TASK DESCRIPTION =
Write out the data below word for word, everything from its first line down to and including the line containing "legend-label-2010-11: 2010-11 xyxy=(809,176,849,187)", and nothing after it.

RECORDS SHOWN =
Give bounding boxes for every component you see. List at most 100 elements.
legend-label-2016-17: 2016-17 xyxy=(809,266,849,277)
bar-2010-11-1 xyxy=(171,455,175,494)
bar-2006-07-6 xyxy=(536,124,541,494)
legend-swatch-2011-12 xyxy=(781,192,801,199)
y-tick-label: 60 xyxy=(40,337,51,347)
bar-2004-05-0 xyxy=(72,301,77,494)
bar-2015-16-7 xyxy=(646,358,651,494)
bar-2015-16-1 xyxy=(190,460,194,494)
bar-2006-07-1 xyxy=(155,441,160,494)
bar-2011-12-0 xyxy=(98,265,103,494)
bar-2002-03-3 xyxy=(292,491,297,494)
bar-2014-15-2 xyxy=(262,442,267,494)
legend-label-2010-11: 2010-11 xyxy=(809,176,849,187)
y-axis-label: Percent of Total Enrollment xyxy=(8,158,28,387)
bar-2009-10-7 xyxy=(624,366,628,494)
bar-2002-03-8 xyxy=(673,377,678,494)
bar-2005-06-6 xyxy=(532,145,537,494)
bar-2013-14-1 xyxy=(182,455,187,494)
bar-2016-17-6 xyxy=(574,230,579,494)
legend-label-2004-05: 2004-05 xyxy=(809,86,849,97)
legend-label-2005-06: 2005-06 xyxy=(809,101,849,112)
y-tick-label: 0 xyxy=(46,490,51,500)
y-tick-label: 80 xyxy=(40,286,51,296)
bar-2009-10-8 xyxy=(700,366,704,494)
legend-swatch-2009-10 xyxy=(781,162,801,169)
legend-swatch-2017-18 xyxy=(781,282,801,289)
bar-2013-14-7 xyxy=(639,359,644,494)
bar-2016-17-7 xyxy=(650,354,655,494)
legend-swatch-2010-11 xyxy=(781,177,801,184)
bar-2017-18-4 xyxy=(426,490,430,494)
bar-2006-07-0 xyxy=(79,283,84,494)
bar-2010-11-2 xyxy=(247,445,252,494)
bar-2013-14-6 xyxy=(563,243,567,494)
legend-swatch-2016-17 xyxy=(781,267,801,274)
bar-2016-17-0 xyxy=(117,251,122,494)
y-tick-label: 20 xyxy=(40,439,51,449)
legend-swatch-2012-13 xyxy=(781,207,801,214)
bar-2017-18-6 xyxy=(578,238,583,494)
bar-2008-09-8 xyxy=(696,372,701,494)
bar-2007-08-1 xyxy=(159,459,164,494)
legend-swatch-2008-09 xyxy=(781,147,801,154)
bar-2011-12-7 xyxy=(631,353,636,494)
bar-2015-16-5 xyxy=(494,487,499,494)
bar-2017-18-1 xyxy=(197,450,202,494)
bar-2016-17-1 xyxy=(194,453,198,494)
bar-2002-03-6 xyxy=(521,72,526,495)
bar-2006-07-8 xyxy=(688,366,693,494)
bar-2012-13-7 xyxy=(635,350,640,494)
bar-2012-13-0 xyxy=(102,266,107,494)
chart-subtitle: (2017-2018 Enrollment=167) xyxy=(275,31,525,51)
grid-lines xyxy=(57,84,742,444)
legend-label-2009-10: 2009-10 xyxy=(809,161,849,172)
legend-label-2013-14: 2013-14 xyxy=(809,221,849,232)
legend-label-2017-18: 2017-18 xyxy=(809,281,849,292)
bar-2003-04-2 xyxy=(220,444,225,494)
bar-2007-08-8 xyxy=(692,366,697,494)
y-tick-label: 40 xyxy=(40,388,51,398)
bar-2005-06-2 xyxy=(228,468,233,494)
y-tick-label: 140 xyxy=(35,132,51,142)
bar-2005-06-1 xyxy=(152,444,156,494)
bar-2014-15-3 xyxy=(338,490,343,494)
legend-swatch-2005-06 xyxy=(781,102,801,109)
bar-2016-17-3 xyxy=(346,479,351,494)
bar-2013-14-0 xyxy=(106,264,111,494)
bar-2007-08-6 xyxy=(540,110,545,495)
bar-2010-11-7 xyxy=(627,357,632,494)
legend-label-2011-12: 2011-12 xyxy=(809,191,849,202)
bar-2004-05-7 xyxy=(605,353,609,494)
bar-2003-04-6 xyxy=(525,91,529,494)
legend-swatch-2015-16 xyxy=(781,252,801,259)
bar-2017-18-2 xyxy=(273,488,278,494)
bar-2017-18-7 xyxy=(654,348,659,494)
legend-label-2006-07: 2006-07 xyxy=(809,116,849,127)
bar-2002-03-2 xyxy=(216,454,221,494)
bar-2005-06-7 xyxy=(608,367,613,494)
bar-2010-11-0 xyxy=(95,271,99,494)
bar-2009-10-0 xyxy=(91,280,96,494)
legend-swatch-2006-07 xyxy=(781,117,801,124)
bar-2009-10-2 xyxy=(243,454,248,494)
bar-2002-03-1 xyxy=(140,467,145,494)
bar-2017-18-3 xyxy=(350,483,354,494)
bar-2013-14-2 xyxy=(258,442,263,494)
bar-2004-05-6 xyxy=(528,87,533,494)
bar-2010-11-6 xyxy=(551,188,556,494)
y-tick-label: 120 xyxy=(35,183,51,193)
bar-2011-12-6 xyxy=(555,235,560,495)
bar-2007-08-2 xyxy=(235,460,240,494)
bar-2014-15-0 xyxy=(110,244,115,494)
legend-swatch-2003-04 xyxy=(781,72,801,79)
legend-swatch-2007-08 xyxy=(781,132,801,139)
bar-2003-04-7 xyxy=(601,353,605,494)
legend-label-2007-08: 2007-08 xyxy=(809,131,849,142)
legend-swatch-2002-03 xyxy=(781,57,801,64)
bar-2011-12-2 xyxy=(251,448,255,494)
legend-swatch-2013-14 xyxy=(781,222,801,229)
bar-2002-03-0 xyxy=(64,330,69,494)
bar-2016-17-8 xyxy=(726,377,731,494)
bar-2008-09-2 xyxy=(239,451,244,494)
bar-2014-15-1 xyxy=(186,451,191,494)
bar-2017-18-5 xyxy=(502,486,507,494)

REPLY TO THE TASK =
Give bounding boxes for every component you see. List at most 100 elements.
legend-label-2016-17: 2016-17 xyxy=(809,266,849,277)
bar-2010-11-1 xyxy=(171,455,175,494)
bar-2006-07-6 xyxy=(536,124,541,494)
legend-swatch-2011-12 xyxy=(781,192,801,199)
y-tick-label: 60 xyxy=(40,337,51,347)
bar-2004-05-0 xyxy=(72,301,77,494)
bar-2015-16-7 xyxy=(646,358,651,494)
bar-2015-16-1 xyxy=(190,460,194,494)
bar-2006-07-1 xyxy=(155,441,160,494)
bar-2011-12-0 xyxy=(98,265,103,494)
bar-2002-03-3 xyxy=(292,491,297,494)
bar-2014-15-2 xyxy=(262,442,267,494)
legend-label-2010-11: 2010-11 xyxy=(809,176,849,187)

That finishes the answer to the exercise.